_Exercise requirements:_ Identify each line below that contains the word "PSICOLOGICOS", and copy it out.

_Data:_

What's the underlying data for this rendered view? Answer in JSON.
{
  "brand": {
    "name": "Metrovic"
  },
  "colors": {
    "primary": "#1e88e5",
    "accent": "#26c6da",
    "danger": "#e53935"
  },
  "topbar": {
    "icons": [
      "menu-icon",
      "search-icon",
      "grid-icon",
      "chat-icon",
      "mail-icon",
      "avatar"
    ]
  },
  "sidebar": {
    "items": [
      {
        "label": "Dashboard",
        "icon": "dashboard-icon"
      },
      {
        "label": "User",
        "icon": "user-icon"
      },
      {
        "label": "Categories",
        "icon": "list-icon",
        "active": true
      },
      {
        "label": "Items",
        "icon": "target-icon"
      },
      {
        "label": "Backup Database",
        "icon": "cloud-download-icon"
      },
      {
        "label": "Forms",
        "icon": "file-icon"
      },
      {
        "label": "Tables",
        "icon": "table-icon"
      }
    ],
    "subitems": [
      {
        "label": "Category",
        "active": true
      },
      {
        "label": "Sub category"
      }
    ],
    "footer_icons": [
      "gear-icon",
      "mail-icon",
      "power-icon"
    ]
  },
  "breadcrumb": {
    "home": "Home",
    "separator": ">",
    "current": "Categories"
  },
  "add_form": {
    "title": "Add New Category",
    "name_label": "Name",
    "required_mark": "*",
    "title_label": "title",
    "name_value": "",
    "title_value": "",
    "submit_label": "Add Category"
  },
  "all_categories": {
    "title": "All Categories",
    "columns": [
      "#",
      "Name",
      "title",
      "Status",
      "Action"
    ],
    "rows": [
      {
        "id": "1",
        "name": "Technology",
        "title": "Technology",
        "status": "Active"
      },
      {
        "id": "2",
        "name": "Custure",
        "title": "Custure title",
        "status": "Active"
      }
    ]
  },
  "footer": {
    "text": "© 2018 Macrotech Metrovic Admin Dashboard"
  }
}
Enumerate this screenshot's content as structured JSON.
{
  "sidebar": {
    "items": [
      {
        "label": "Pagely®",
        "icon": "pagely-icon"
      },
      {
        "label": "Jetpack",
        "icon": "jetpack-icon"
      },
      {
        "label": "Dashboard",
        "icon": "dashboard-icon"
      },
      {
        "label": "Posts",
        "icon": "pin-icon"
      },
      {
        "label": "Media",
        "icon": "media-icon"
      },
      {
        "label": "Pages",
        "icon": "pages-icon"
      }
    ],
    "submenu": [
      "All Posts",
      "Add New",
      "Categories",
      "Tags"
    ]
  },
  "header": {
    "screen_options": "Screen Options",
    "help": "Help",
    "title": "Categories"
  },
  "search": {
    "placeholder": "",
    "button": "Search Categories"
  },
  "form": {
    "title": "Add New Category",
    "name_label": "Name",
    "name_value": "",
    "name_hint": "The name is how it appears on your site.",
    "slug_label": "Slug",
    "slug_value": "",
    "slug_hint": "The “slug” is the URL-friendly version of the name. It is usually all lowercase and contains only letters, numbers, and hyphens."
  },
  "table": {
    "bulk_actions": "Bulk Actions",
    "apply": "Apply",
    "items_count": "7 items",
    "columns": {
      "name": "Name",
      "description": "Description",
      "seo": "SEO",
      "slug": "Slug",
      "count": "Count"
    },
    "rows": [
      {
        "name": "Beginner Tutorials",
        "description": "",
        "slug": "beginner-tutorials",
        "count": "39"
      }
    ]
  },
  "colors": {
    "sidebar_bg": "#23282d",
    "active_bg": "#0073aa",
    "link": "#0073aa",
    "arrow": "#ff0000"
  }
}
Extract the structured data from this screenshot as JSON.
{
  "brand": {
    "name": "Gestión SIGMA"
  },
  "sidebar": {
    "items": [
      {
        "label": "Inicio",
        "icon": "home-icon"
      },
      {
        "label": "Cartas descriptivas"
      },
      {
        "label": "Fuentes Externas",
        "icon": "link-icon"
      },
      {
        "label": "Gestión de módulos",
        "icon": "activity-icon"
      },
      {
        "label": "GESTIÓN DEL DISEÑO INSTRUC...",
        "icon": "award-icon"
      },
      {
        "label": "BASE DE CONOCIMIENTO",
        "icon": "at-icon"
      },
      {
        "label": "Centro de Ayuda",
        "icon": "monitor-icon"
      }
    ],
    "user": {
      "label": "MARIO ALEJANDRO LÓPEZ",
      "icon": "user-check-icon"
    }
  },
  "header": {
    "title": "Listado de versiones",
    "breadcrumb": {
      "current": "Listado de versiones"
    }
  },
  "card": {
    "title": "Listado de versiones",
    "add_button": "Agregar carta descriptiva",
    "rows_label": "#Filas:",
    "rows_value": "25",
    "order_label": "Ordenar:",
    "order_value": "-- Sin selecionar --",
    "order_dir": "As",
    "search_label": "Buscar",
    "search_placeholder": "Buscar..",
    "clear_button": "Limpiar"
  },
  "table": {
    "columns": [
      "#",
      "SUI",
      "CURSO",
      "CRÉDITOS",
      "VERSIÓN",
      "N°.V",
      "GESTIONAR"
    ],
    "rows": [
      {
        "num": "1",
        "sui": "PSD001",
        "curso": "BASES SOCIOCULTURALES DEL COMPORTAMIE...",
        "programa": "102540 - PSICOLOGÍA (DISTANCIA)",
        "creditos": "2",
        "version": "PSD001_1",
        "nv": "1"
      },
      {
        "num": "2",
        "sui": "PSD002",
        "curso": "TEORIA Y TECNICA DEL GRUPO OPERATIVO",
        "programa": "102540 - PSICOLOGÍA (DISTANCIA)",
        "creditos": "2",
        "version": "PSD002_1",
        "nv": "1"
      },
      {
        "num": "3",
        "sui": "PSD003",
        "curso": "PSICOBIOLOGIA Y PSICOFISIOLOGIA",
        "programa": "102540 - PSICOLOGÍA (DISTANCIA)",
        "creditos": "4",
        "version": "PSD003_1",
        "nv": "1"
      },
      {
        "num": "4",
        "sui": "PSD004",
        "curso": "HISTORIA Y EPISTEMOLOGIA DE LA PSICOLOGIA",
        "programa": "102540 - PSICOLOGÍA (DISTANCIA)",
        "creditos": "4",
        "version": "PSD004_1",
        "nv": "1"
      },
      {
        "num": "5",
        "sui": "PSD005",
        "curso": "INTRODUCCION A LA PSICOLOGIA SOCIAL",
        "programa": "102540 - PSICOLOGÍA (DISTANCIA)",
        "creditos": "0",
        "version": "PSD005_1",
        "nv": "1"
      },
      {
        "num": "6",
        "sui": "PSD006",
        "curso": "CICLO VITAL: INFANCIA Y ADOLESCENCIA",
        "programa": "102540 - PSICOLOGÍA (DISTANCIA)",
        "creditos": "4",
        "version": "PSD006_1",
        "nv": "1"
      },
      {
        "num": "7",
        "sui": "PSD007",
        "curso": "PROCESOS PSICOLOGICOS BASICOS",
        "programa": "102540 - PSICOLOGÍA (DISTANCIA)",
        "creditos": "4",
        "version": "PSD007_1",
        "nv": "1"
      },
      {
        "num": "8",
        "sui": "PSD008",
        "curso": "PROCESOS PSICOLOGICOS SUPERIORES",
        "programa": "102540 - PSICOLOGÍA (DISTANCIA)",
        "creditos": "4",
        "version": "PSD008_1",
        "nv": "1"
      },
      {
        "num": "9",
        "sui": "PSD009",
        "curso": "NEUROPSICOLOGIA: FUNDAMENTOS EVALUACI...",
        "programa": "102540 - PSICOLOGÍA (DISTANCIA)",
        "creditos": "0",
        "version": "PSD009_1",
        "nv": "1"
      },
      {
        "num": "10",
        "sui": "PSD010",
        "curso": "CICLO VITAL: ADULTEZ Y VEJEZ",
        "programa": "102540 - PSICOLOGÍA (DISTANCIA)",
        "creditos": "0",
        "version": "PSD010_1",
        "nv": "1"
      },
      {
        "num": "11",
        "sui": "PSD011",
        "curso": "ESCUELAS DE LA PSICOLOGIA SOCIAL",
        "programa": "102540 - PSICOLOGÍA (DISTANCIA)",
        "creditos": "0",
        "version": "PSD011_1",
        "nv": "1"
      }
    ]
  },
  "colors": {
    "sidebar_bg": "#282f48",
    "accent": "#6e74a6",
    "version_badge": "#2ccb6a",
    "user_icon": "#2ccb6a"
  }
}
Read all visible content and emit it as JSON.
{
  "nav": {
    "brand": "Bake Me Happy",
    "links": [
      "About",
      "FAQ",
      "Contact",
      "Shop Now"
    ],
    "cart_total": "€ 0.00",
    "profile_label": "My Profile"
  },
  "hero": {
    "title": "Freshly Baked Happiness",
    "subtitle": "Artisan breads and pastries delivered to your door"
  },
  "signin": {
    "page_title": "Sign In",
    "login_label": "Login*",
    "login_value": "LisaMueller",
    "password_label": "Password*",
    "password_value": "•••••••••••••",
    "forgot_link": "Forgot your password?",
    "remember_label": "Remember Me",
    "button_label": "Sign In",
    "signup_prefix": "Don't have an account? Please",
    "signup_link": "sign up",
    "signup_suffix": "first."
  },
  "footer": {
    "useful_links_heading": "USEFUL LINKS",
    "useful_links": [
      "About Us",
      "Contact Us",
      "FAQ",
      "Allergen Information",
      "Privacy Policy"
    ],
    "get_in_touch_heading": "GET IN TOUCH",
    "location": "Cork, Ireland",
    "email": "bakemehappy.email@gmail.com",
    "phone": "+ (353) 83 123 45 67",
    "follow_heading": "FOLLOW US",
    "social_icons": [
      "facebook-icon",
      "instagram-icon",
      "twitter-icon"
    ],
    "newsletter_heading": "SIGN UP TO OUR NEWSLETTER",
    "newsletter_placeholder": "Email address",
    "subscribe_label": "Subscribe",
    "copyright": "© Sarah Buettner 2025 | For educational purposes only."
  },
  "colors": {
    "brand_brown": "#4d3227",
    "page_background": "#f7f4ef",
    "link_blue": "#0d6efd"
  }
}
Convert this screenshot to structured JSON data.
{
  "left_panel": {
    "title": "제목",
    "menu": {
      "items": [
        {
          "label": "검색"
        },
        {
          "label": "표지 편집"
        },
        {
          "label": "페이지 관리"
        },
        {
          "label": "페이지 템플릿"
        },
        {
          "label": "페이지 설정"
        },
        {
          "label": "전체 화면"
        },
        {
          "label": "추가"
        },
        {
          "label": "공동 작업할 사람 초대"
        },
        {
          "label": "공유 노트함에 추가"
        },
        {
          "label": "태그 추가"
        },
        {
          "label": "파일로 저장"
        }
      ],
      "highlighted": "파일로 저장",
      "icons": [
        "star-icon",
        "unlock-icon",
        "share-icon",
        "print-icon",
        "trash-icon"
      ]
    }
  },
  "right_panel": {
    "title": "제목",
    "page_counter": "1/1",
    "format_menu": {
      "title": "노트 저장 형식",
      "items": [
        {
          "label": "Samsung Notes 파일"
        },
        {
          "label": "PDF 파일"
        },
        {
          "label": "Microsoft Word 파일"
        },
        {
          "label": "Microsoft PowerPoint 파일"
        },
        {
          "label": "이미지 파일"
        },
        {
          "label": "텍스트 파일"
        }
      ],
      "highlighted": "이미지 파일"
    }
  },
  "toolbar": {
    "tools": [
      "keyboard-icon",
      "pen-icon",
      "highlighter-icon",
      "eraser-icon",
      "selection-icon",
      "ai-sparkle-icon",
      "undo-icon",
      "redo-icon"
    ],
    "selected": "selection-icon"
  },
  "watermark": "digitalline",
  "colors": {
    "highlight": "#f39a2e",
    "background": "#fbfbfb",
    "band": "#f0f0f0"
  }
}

_Response:_
        "curso": "PROCESOS PSICOLOGICOS BASICOS",
        "curso": "PROCESOS PSICOLOGICOS SUPERIORES",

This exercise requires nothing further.